**WHAT YOU ARE ASKED TO DO:**
Every entry below must appear again, exactly as written.

**DATASET EXCERPTS:**
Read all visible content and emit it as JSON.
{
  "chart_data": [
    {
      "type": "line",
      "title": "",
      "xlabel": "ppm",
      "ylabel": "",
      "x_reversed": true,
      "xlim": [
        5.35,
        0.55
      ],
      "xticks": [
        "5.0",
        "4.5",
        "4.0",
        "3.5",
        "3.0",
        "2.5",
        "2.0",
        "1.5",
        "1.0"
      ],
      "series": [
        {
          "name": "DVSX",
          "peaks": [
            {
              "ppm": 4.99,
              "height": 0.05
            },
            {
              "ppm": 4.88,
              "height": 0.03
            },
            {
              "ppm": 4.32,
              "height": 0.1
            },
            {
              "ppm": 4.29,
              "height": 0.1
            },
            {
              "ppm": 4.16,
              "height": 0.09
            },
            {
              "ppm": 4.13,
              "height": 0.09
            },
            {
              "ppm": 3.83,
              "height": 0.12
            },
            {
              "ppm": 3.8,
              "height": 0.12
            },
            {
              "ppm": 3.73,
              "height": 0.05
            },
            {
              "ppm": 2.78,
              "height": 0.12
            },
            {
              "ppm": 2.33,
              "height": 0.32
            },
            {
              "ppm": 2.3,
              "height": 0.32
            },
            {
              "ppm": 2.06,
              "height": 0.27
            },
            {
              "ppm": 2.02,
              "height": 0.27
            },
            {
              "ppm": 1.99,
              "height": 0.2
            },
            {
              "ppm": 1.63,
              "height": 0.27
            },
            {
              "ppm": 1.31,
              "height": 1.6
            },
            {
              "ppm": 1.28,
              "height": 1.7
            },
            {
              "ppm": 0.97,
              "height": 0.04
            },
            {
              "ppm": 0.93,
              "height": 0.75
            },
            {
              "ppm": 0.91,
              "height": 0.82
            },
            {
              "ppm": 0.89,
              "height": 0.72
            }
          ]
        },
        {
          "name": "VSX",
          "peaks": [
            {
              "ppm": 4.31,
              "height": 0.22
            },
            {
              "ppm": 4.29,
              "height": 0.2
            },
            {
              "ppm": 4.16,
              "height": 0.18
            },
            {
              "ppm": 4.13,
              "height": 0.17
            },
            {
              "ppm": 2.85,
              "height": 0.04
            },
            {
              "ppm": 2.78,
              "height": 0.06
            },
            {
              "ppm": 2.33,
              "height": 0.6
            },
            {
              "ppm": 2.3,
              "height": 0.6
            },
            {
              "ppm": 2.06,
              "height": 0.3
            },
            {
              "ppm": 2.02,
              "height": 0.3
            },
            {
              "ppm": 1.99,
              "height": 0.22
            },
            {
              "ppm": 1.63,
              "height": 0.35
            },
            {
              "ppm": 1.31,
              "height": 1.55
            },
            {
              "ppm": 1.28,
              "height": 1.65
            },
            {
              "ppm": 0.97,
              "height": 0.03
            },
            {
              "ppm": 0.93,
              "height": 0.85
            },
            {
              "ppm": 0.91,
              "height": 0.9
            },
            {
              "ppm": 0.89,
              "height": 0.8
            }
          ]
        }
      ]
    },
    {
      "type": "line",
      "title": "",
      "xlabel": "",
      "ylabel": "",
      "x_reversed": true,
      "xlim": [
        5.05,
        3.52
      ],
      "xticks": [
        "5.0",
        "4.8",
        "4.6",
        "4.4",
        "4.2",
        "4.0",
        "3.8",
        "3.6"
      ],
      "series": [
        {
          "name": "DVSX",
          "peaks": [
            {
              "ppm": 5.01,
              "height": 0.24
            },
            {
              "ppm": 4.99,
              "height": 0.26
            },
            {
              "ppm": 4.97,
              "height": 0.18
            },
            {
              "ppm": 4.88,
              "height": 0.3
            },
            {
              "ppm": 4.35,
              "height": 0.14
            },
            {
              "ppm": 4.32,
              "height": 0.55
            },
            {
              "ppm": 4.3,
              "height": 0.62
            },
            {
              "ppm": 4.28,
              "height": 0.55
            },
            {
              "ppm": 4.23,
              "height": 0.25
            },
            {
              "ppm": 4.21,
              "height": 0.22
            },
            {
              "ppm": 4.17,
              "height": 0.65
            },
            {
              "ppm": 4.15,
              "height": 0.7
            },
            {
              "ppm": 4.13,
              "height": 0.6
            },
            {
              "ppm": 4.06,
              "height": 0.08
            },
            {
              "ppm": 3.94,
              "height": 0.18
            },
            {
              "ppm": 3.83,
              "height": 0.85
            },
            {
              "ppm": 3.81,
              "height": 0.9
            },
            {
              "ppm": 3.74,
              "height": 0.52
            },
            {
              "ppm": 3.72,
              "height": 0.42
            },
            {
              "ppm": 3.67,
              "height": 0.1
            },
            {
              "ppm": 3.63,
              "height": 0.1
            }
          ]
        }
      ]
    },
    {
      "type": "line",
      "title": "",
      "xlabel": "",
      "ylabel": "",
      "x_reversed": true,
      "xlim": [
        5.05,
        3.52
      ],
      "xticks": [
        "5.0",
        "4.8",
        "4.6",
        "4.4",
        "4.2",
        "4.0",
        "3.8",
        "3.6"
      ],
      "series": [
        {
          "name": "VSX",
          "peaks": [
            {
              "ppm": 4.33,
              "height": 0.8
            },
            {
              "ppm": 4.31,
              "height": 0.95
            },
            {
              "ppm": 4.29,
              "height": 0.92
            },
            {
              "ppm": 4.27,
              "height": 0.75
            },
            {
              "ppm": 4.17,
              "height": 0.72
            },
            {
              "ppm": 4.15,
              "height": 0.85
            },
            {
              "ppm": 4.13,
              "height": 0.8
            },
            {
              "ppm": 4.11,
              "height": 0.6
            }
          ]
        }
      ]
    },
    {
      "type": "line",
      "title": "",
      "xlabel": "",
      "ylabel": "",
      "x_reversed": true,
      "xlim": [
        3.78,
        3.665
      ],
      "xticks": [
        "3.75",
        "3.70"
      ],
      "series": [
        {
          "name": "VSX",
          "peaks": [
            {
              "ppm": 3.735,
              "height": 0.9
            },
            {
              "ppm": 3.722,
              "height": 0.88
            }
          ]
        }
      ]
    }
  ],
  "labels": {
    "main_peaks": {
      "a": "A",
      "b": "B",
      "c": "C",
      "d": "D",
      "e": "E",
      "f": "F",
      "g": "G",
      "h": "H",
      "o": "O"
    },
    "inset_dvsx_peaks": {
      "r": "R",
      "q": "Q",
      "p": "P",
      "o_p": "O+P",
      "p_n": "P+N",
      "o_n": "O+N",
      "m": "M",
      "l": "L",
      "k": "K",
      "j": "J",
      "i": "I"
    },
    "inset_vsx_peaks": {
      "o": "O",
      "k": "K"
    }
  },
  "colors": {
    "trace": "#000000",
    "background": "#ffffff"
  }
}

**TASK SOLUTION:**
Read all visible content and emit it as JSON.
{
  "chart_data": [
    {
      "type": "line",
      "title": "",
      "xlabel": "ppm",
      "ylabel": "",
      "x_reversed": true,
      "xlim": [
        5.35,
        0.55
      ],
      "xticks": [
        "5.0",
        "4.5",
        "4.0",
        "3.5",
        "3.0",
        "2.5",
        "2.0",
        "1.5",
        "1.0"
      ],
      "series": [
        {
          "name": "DVSX",
          "peaks": [
            {
              "ppm": 4.99,
              "height": 0.05
            },
            {
              "ppm": 4.88,
              "height": 0.03
            },
            {
              "ppm": 4.32,
              "height": 0.1
            },
            {
              "ppm": 4.29,
              "height": 0.1
            },
            {
              "ppm": 4.16,
              "height": 0.09
            },
            {
              "ppm": 4.13,
              "height": 0.09
            },
            {
              "ppm": 3.83,
              "height": 0.12
            },
            {
              "ppm": 3.8,
              "height": 0.12
            },
            {
              "ppm": 3.73,
              "height": 0.05
            },
            {
              "ppm": 2.78,
              "height": 0.12
            },
            {
              "ppm": 2.33,
              "height": 0.32
            },
            {
              "ppm": 2.3,
              "height": 0.32
            },
            {
              "ppm": 2.06,
              "height": 0.27
            },
            {
              "ppm": 2.02,
              "height": 0.27
            },
            {
              "ppm": 1.99,
              "height": 0.2
            },
            {
              "ppm": 1.63,
              "height": 0.27
            },
            {
              "ppm": 1.31,
              "height": 1.6
            },
            {
              "ppm": 1.28,
              "height": 1.7
            },
            {
              "ppm": 0.97,
              "height": 0.04
            },
            {
              "ppm": 0.93,
              "height": 0.75
            },
            {
              "ppm": 0.91,
              "height": 0.82
            },
            {
              "ppm": 0.89,
              "height": 0.72
            }
          ]
        },
        {
          "name": "VSX",
          "peaks": [
            {
              "ppm": 4.31,
              "height": 0.22
            },
            {
              "ppm": 4.29,
              "height": 0.2
            },
            {
              "ppm": 4.16,
              "height": 0.18
            },
            {
              "ppm": 4.13,
              "height": 0.17
            },
            {
              "ppm": 2.85,
              "height": 0.04
            },
            {
              "ppm": 2.78,
              "height": 0.06
            },
            {
              "ppm": 2.33,
              "height": 0.6
            },
            {
              "ppm": 2.3,
              "height": 0.6
            },
            {
              "ppm": 2.06,
              "height": 0.3
            },
            {
              "ppm": 2.02,
              "height": 0.3
            },
            {
              "ppm": 1.99,
              "height": 0.22
            },
            {
              "ppm": 1.63,
              "height": 0.35
            },
            {
              "ppm": 1.31,
              "height": 1.55
            },
            {
              "ppm": 1.28,
              "height": 1.65
            },
            {
              "ppm": 0.97,
              "height": 0.03
            },
            {
              "ppm": 0.93,
              "height": 0.85
            },
            {
              "ppm": 0.91,
              "height": 0.9
            },
            {
              "ppm": 0.89,
              "height": 0.8
            }
          ]
        }
      ]
    },
    {
      "type": "line",
      "title": "",
      "xlabel": "",
      "ylabel": "",
      "x_reversed": true,
      "xlim": [
        5.05,
        3.52
      ],
      "xticks": [
        "5.0",
        "4.8",
        "4.6",
        "4.4",
        "4.2",
        "4.0",
        "3.8",
        "3.6"
      ],
      "series": [
        {
          "name": "DVSX",
          "peaks": [
            {
              "ppm": 5.01,
              "height": 0.24
            },
            {
              "ppm": 4.99,
              "height": 0.26
            },
            {
              "ppm": 4.97,
              "height": 0.18
            },
            {
              "ppm": 4.88,
              "height": 0.3
            },
            {
              "ppm": 4.35,
              "height": 0.14
            },
            {
              "ppm": 4.32,
              "height": 0.55
            },
            {
              "ppm": 4.3,
              "height": 0.62
            },
            {
              "ppm": 4.28,
              "height": 0.55
            },
            {
              "ppm": 4.23,
              "height": 0.25
            },
            {
              "ppm": 4.21,
              "height": 0.22
            },
            {
              "ppm": 4.17,
              "height": 0.65
            },
            {
              "ppm": 4.15,
              "height": 0.7
            },
            {
              "ppm": 4.13,
              "height": 0.6
            },
            {
              "ppm": 4.06,
              "height": 0.08
            },
            {
              "ppm": 3.94,
              "height": 0.18
            },
            {
              "ppm": 3.83,
              "height": 0.85
            },
            {
              "ppm": 3.81,
              "height": 0.9
            },
            {
              "ppm": 3.74,
              "height": 0.52
            },
            {
              "ppm": 3.72,
              "height": 0.42
            },
            {
              "ppm": 3.67,
              "height": 0.1
            },
            {
              "ppm": 3.63,
              "height": 0.1
            }
          ]
        }
      ]
    },
    {
      "type": "line",
      "title": "",
      "xlabel": "",
      "ylabel": "",
      "x_reversed": true,
      "xlim": [
        5.05,
        3.52
      ],
      "xticks": [
        "5.0",
        "4.8",
        "4.6",
        "4.4",
        "4.2",
        "4.0",
        "3.8",
        "3.6"
      ],
      "series": [
        {
          "name": "VSX",
          "peaks": [
            {
              "ppm": 4.33,
              "height": 0.8
            },
            {
              "ppm": 4.31,
              "height": 0.95
            },
            {
              "ppm": 4.29,
              "height": 0.92
            },
            {
              "ppm": 4.27,
              "height": 0.75
            },
            {
              "ppm": 4.17,
              "height": 0.72
            },
            {
              "ppm": 4.15,
              "height": 0.85
            },
            {
              "ppm": 4.13,
              "height": 0.8
            },
            {
              "ppm": 4.11,
              "height": 0.6
            }
          ]
        }
      ]
    },
    {
      "type": "line",
      "title": "",
      "xlabel": "",
      "ylabel": "",
      "x_reversed": true,
      "xlim": [
        3.78,
        3.665
      ],
      "xticks": [
        "3.75",
        "3.70"
      ],
      "series": [
        {
          "name": "VSX",
          "peaks": [
            {
              "ppm": 3.735,
              "height": 0.9
            },
            {
              "ppm": 3.722,
              "height": 0.88
            }
          ]
        }
      ]
    }
  ],
  "labels": {
    "main_peaks": {
      "a": "A",
      "b": "B",
      "c": "C",
      "d": "D",
      "e": "E",
      "f": "F",
      "g": "G",
      "h": "H",
      "o": "O"
    },
    "inset_dvsx_peaks": {
      "r": "R",
      "q": "Q",
      "p": "P",
      "o_p": "O+P",
      "p_n": "P+N",
      "o_n": "O+N",
      "m": "M",
      "l": "L",
      "k": "K",
      "j": "J",
      "i": "I"
    },
    "inset_vsx_peaks": {
      "o": "O",
      "k": "K"
    }
  },
  "colors": {
    "trace": "#000000",
    "background": "#ffffff"
  }
}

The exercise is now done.